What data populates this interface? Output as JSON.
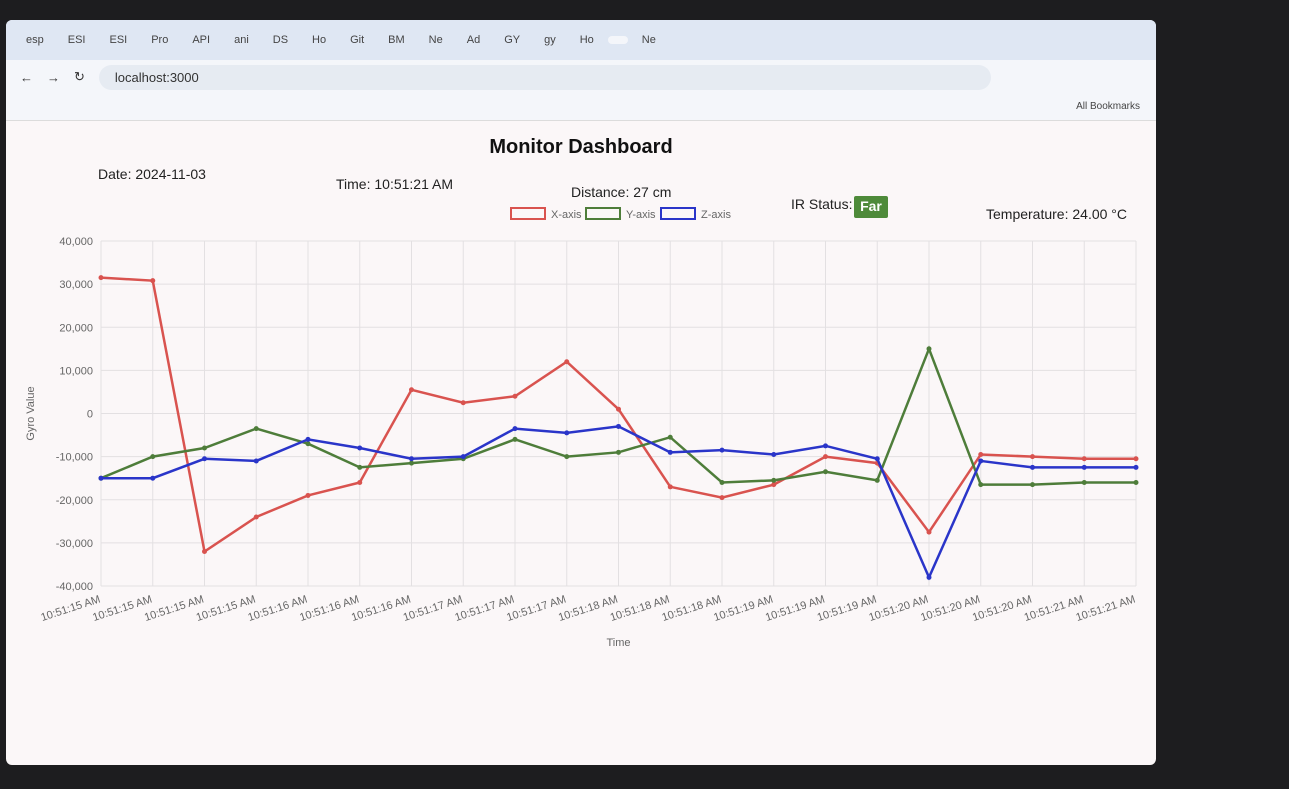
{
  "browser": {
    "tabs": [
      "esp",
      "ESI",
      "ESI",
      "Pro",
      "API",
      "ani",
      "DS",
      "Ho",
      "Git",
      "BM",
      "Ne",
      "Ad",
      "GY",
      "gy",
      "Ho",
      "",
      "Ne"
    ],
    "url": "localhost:3000",
    "bookmarks": "All Bookmarks"
  },
  "dashboard": {
    "title": "Monitor Dashboard",
    "date": "Date: 2024-11-03",
    "time": "Time: 10:51:21 AM",
    "distance": "Distance: 27 cm",
    "ir_label": "IR Status:",
    "ir_status": "Far",
    "temperature": "Temperature: 24.00 °C"
  },
  "chart_data": {
    "type": "line",
    "x_label": "Time",
    "y_label": "Gyro Value",
    "categories": [
      "10:51:15 AM",
      "10:51:15 AM",
      "10:51:15 AM",
      "10:51:15 AM",
      "10:51:16 AM",
      "10:51:16 AM",
      "10:51:16 AM",
      "10:51:17 AM",
      "10:51:17 AM",
      "10:51:17 AM",
      "10:51:18 AM",
      "10:51:18 AM",
      "10:51:18 AM",
      "10:51:19 AM",
      "10:51:19 AM",
      "10:51:19 AM",
      "10:51:20 AM",
      "10:51:20 AM",
      "10:51:20 AM",
      "10:51:21 AM",
      "10:51:21 AM"
    ],
    "series": [
      {
        "name": "X-axis",
        "color": "#d9534f",
        "values": [
          31500,
          30800,
          -32000,
          -24000,
          -19000,
          -16000,
          5500,
          2500,
          4000,
          12000,
          1000,
          -17000,
          -19500,
          -16500,
          -10000,
          -11500,
          -27500,
          -9500,
          -10000,
          -10500,
          -10500
        ]
      },
      {
        "name": "Y-axis",
        "color": "#4e7d3a",
        "values": [
          -15000,
          -10000,
          -8000,
          -3500,
          -7000,
          -12500,
          -11500,
          -10500,
          -6000,
          -10000,
          -9000,
          -5500,
          -16000,
          -15500,
          -13500,
          -15500,
          15000,
          -16500,
          -16500,
          -16000,
          -16000
        ]
      },
      {
        "name": "Z-axis",
        "color": "#2a35c9",
        "values": [
          -15000,
          -15000,
          -10500,
          -11000,
          -6000,
          -8000,
          -10500,
          -10000,
          -3500,
          -4500,
          -3000,
          -9000,
          -8500,
          -9500,
          -7500,
          -10500,
          -38000,
          -11000,
          -12500,
          -12500,
          -12500
        ]
      }
    ],
    "ylim": [
      -40000,
      40000
    ],
    "yticks": [
      {
        "value": -40000,
        "label": "-40,000"
      },
      {
        "value": -30000,
        "label": "-30,000"
      },
      {
        "value": -20000,
        "label": "-20,000"
      },
      {
        "value": -10000,
        "label": "-10,000"
      },
      0,
      {
        "value": 10000,
        "label": "10,000"
      },
      {
        "value": 20000,
        "label": "20,000"
      },
      {
        "value": 30000,
        "label": "30,000"
      },
      {
        "value": 40000,
        "label": "40,000"
      }
    ],
    "grid": true
  }
}
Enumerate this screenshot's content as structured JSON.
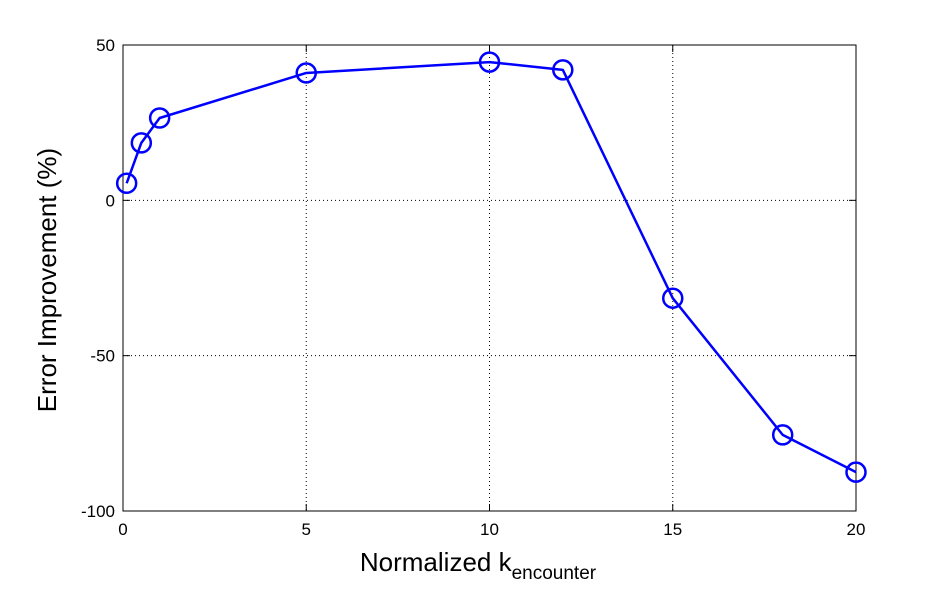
{
  "chart_data": {
    "type": "line",
    "title": "",
    "xlabel": "Normalized k",
    "xlabel_subscript": "encounter",
    "ylabel": "Error Improvement (%)",
    "xlim": [
      0,
      20
    ],
    "ylim": [
      -100,
      50
    ],
    "xticks": [
      0,
      5,
      10,
      15,
      20
    ],
    "yticks": [
      -100,
      -50,
      0,
      50
    ],
    "grid": true,
    "legend": "none",
    "series": [
      {
        "color": "#0000ff",
        "marker": "circle",
        "x": [
          0.1,
          0.5,
          1,
          5,
          10,
          12,
          15,
          18,
          20
        ],
        "y": [
          5.5,
          18.5,
          26.5,
          41,
          44.5,
          42,
          -31.5,
          -75.5,
          -87.5
        ]
      }
    ]
  }
}
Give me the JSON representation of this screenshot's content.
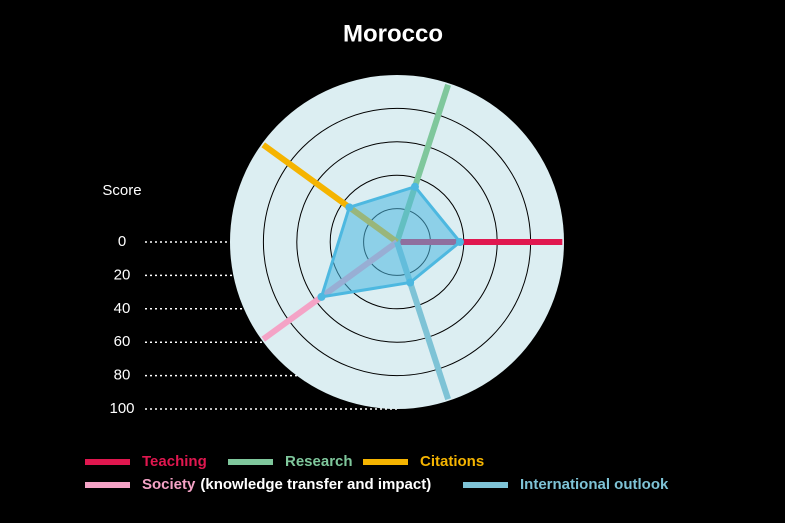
{
  "chart_data": {
    "type": "radar",
    "title": "Morocco",
    "scale_label": "Score",
    "categories": [
      "Teaching",
      "Research",
      "Citations",
      "Society",
      "International outlook"
    ],
    "category_suffixes": [
      null,
      null,
      null,
      "(knowledge transfer and impact)",
      null
    ],
    "category_colors": [
      "#e0174f",
      "#7fc79c",
      "#f5b400",
      "#f4a3c6",
      "#7ec3d6"
    ],
    "values": [
      37.7,
      34.8,
      35.3,
      55.9,
      25.5
    ],
    "color": "#4db8e0",
    "rlim": [
      0,
      100
    ],
    "rticks": [
      0,
      20,
      40,
      60,
      80,
      100
    ]
  }
}
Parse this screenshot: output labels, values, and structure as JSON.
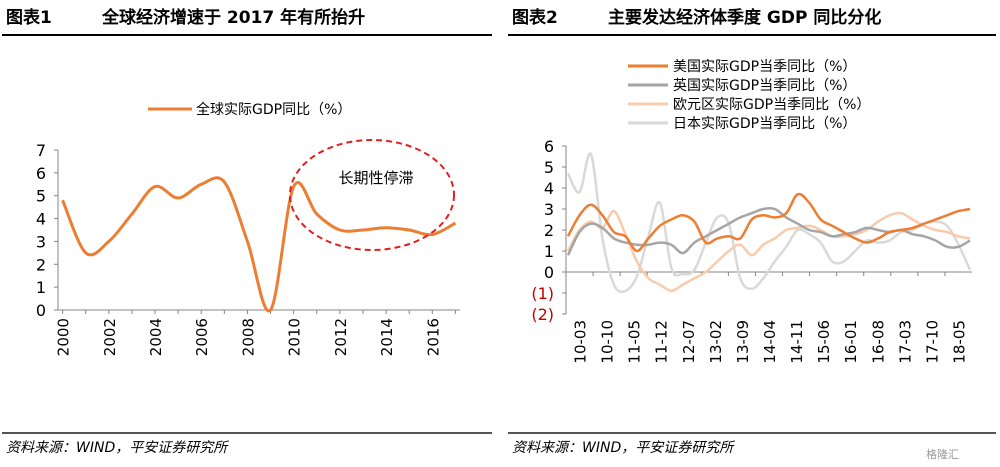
{
  "left_panel": {
    "label": "图表1",
    "title": "全球经济增速于 2017 年有所抬升",
    "source": "资料来源：WIND，平安证券研究所",
    "annotation": "长期性停滞"
  },
  "right_panel": {
    "label": "图表2",
    "title": "主要发达经济体季度 GDP 同比分化",
    "source": "资料来源：WIND，平安证券研究所"
  },
  "watermark": "格隆汇",
  "colors": {
    "global": "#ED7D31",
    "us": "#ED7D31",
    "uk": "#A5A5A5",
    "euro": "#F8CBAD",
    "japan": "#D9D9D9",
    "circle": "#E02020",
    "negative_tick": "#C00000"
  },
  "chart_data": [
    {
      "type": "line",
      "ylim": [
        0,
        7
      ],
      "yticks": [
        "0",
        "1",
        "2",
        "3",
        "4",
        "5",
        "6",
        "7"
      ],
      "xlim": [
        1999.8,
        2017.2
      ],
      "xticks": [
        "2000",
        "2002",
        "2004",
        "2006",
        "2008",
        "2010",
        "2012",
        "2014",
        "2016"
      ],
      "legend": "top-left",
      "grid": false,
      "series": [
        {
          "name": "全球实际GDP同比（%）",
          "x": [
            2000,
            2001,
            2002,
            2003,
            2004,
            2005,
            2006,
            2007,
            2008,
            2009,
            2010,
            2011,
            2012,
            2013,
            2014,
            2015,
            2016,
            2017
          ],
          "values": [
            4.8,
            2.5,
            3.0,
            4.2,
            5.4,
            4.9,
            5.5,
            5.6,
            3.0,
            0.0,
            5.4,
            4.2,
            3.5,
            3.5,
            3.6,
            3.5,
            3.3,
            3.8
          ]
        }
      ]
    },
    {
      "type": "line",
      "ylim": [
        -2,
        6
      ],
      "yticks": [
        "(2)",
        "(1)",
        "0",
        "1",
        "2",
        "3",
        "4",
        "5",
        "6"
      ],
      "xticks": [
        "10-03",
        "10-10",
        "11-05",
        "11-12",
        "12-07",
        "13-02",
        "13-09",
        "14-04",
        "14-11",
        "15-06",
        "16-01",
        "16-08",
        "17-03",
        "17-10",
        "18-05"
      ],
      "legend": "top-center",
      "grid": false,
      "series": [
        {
          "name": "美国实际GDP当季同比（%）",
          "values": [
            1.7,
            2.7,
            3.2,
            2.7,
            1.9,
            1.7,
            1.0,
            1.6,
            2.2,
            2.5,
            2.7,
            2.4,
            1.4,
            1.6,
            1.7,
            1.6,
            2.5,
            2.7,
            2.6,
            2.8,
            3.7,
            3.3,
            2.5,
            2.2,
            1.9,
            1.6,
            1.4,
            1.6,
            1.9,
            2.0,
            2.1,
            2.3,
            2.5,
            2.7,
            2.9,
            3.0
          ]
        },
        {
          "name": "英国实际GDP当季同比（%）",
          "values": [
            0.8,
            1.9,
            2.3,
            2.1,
            1.6,
            1.4,
            1.3,
            1.3,
            1.4,
            1.3,
            0.9,
            1.4,
            1.7,
            2.0,
            2.3,
            2.6,
            2.8,
            3.0,
            3.0,
            2.6,
            2.3,
            2.0,
            1.9,
            1.7,
            1.8,
            1.9,
            2.1,
            2.0,
            1.9,
            2.0,
            1.8,
            1.7,
            1.5,
            1.2,
            1.2,
            1.5
          ]
        },
        {
          "name": "欧元区实际GDP当季同比（%）",
          "values": [
            1.0,
            2.0,
            2.4,
            2.1,
            2.9,
            1.8,
            0.5,
            -0.3,
            -0.6,
            -0.9,
            -0.6,
            -0.3,
            0.0,
            0.5,
            1.0,
            1.3,
            0.8,
            1.3,
            1.6,
            2.0,
            2.1,
            2.2,
            2.0,
            1.7,
            1.7,
            1.8,
            2.0,
            2.4,
            2.7,
            2.8,
            2.5,
            2.2,
            2.0,
            1.9,
            1.7,
            1.6
          ]
        },
        {
          "name": "日本实际GDP当季同比（%）",
          "values": [
            4.7,
            3.8,
            5.6,
            1.6,
            -0.6,
            -0.9,
            -0.2,
            1.7,
            3.3,
            0.2,
            -0.1,
            0.1,
            1.4,
            2.6,
            2.3,
            -0.3,
            -0.8,
            -0.3,
            0.5,
            1.2,
            2.0,
            1.8,
            1.4,
            0.5,
            0.5,
            1.0,
            1.5,
            1.4,
            1.5,
            1.9,
            2.0,
            2.3,
            2.4,
            2.2,
            1.3,
            0.1
          ]
        }
      ]
    }
  ]
}
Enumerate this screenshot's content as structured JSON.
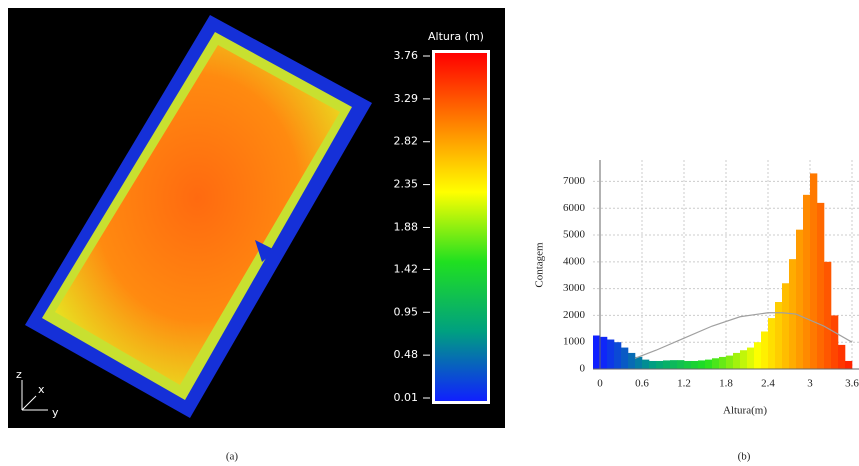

....................

§ THE EXERCISE: Show all lines in the entries above where the string "平安证券研究所" appears.

§ EXERCISE SOLUTION:
    "source": "资料来源：WIND，平安证券研究所",
    "source": "资料来源：WIND，平安证券研究所"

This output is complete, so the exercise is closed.